▸ **WHAT YOU ARE ASKED TO DO**
Take the data below and repeat it exactly.

▸ **EXTRACTED RECORDS**
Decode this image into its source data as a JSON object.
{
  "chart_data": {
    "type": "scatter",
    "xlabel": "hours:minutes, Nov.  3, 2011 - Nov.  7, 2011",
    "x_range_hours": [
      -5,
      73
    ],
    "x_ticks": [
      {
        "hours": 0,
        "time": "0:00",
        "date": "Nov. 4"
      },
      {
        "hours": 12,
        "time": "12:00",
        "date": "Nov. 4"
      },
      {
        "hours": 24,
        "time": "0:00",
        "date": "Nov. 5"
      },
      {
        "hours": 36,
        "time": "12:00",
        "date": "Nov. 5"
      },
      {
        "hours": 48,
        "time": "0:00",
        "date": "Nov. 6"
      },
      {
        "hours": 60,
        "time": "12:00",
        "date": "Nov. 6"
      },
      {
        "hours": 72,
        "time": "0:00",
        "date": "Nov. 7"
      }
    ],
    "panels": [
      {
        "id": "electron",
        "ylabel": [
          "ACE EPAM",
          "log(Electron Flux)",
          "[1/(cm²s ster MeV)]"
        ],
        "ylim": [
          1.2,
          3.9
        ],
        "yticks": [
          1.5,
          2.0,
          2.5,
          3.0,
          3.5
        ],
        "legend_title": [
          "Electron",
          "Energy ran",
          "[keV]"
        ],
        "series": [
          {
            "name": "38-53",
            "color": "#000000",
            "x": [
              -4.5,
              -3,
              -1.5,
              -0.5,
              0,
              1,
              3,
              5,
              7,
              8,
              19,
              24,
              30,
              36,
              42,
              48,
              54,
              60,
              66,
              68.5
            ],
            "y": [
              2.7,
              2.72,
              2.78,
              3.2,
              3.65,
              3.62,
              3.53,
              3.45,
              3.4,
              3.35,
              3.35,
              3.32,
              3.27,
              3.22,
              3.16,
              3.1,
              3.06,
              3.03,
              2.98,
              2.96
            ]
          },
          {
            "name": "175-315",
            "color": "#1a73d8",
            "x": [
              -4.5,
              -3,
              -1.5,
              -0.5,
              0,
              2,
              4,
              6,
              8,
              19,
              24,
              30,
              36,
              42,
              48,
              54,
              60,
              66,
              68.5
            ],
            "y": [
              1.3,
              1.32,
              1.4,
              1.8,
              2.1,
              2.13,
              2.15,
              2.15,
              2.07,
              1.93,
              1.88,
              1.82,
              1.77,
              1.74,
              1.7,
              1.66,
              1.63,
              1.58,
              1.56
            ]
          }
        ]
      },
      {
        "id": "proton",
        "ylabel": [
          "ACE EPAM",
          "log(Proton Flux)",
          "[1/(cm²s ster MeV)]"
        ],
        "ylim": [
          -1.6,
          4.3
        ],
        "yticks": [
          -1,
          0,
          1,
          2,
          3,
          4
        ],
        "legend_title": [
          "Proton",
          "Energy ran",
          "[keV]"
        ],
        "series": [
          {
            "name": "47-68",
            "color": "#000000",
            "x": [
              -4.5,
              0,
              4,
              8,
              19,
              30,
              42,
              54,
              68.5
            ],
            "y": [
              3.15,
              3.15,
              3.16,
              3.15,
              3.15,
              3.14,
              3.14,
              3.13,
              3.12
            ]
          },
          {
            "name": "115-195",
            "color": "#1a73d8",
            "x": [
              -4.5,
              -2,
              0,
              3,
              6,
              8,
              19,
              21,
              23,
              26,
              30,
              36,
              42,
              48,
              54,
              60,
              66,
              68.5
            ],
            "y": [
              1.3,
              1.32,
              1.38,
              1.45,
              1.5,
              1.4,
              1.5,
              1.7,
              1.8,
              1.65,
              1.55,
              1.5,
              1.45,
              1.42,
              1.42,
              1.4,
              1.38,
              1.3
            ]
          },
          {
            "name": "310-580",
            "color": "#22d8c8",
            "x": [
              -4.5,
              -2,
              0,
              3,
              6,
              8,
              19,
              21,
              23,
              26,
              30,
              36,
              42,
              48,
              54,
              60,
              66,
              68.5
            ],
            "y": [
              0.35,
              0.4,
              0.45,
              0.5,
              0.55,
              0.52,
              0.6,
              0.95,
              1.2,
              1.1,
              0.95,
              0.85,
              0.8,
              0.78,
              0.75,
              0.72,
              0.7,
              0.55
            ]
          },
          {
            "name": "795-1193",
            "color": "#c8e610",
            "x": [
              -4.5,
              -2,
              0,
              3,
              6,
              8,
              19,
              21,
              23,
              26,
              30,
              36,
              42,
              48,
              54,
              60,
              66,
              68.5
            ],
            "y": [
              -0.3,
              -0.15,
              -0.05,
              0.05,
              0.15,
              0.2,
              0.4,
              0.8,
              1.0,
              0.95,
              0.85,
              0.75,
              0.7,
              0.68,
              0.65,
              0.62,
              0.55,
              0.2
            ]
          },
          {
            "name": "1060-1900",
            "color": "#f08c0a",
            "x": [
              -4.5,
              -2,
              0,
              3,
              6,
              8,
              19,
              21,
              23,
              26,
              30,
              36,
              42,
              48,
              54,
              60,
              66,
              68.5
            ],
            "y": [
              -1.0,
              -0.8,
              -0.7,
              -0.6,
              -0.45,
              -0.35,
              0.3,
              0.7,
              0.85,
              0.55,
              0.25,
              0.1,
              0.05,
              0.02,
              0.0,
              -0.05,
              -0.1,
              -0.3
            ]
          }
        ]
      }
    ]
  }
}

▸ **SOLUTION**
Decode this image into its source data as a JSON object.
{
  "chart_data": {
    "type": "scatter",
    "xlabel": "hours:minutes, Nov.  3, 2011 - Nov.  7, 2011",
    "x_range_hours": [
      -5,
      73
    ],
    "x_ticks": [
      {
        "hours": 0,
        "time": "0:00",
        "date": "Nov. 4"
      },
      {
        "hours": 12,
        "time": "12:00",
        "date": "Nov. 4"
      },
      {
        "hours": 24,
        "time": "0:00",
        "date": "Nov. 5"
      },
      {
        "hours": 36,
        "time": "12:00",
        "date": "Nov. 5"
      },
      {
        "hours": 48,
        "time": "0:00",
        "date": "Nov. 6"
      },
      {
        "hours": 60,
        "time": "12:00",
        "date": "Nov. 6"
      },
      {
        "hours": 72,
        "time": "0:00",
        "date": "Nov. 7"
      }
    ],
    "panels": [
      {
        "id": "electron",
        "ylabel": [
          "ACE EPAM",
          "log(Electron Flux)",
          "[1/(cm²s ster MeV)]"
        ],
        "ylim": [
          1.2,
          3.9
        ],
        "yticks": [
          1.5,
          2.0,
          2.5,
          3.0,
          3.5
        ],
        "legend_title": [
          "Electron",
          "Energy ran",
          "[keV]"
        ],
        "series": [
          {
            "name": "38-53",
            "color": "#000000",
            "x": [
              -4.5,
              -3,
              -1.5,
              -0.5,
              0,
              1,
              3,
              5,
              7,
              8,
              19,
              24,
              30,
              36,
              42,
              48,
              54,
              60,
              66,
              68.5
            ],
            "y": [
              2.7,
              2.72,
              2.78,
              3.2,
              3.65,
              3.62,
              3.53,
              3.45,
              3.4,
              3.35,
              3.35,
              3.32,
              3.27,
              3.22,
              3.16,
              3.1,
              3.06,
              3.03,
              2.98,
              2.96
            ]
          },
          {
            "name": "175-315",
            "color": "#1a73d8",
            "x": [
              -4.5,
              -3,
              -1.5,
              -0.5,
              0,
              2,
              4,
              6,
              8,
              19,
              24,
              30,
              36,
              42,
              48,
              54,
              60,
              66,
              68.5
            ],
            "y": [
              1.3,
              1.32,
              1.4,
              1.8,
              2.1,
              2.13,
              2.15,
              2.15,
              2.07,
              1.93,
              1.88,
              1.82,
              1.77,
              1.74,
              1.7,
              1.66,
              1.63,
              1.58,
              1.56
            ]
          }
        ]
      },
      {
        "id": "proton",
        "ylabel": [
          "ACE EPAM",
          "log(Proton Flux)",
          "[1/(cm²s ster MeV)]"
        ],
        "ylim": [
          -1.6,
          4.3
        ],
        "yticks": [
          -1,
          0,
          1,
          2,
          3,
          4
        ],
        "legend_title": [
          "Proton",
          "Energy ran",
          "[keV]"
        ],
        "series": [
          {
            "name": "47-68",
            "color": "#000000",
            "x": [
              -4.5,
              0,
              4,
              8,
              19,
              30,
              42,
              54,
              68.5
            ],
            "y": [
              3.15,
              3.15,
              3.16,
              3.15,
              3.15,
              3.14,
              3.14,
              3.13,
              3.12
            ]
          },
          {
            "name": "115-195",
            "color": "#1a73d8",
            "x": [
              -4.5,
              -2,
              0,
              3,
              6,
              8,
              19,
              21,
              23,
              26,
              30,
              36,
              42,
              48,
              54,
              60,
              66,
              68.5
            ],
            "y": [
              1.3,
              1.32,
              1.38,
              1.45,
              1.5,
              1.4,
              1.5,
              1.7,
              1.8,
              1.65,
              1.55,
              1.5,
              1.45,
              1.42,
              1.42,
              1.4,
              1.38,
              1.3
            ]
          },
          {
            "name": "310-580",
            "color": "#22d8c8",
            "x": [
              -4.5,
              -2,
              0,
              3,
              6,
              8,
              19,
              21,
              23,
              26,
              30,
              36,
              42,
              48,
              54,
              60,
              66,
              68.5
            ],
            "y": [
              0.35,
              0.4,
              0.45,
              0.5,
              0.55,
              0.52,
              0.6,
              0.95,
              1.2,
              1.1,
              0.95,
              0.85,
              0.8,
              0.78,
              0.75,
              0.72,
              0.7,
              0.55
            ]
          },
          {
            "name": "795-1193",
            "color": "#c8e610",
            "x": [
              -4.5,
              -2,
              0,
              3,
              6,
              8,
              19,
              21,
              23,
              26,
              30,
              36,
              42,
              48,
              54,
              60,
              66,
              68.5
            ],
            "y": [
              -0.3,
              -0.15,
              -0.05,
              0.05,
              0.15,
              0.2,
              0.4,
              0.8,
              1.0,
              0.95,
              0.85,
              0.75,
              0.7,
              0.68,
              0.65,
              0.62,
              0.55,
              0.2
            ]
          },
          {
            "name": "1060-1900",
            "color": "#f08c0a",
            "x": [
              -4.5,
              -2,
              0,
              3,
              6,
              8,
              19,
              21,
              23,
              26,
              30,
              36,
              42,
              48,
              54,
              60,
              66,
              68.5
            ],
            "y": [
              -1.0,
              -0.8,
              -0.7,
              -0.6,
              -0.45,
              -0.35,
              0.3,
              0.7,
              0.85,
              0.55,
              0.25,
              0.1,
              0.05,
              0.02,
              0.0,
              -0.05,
              -0.1,
              -0.3
            ]
          }
        ]
      }
    ]
  }
}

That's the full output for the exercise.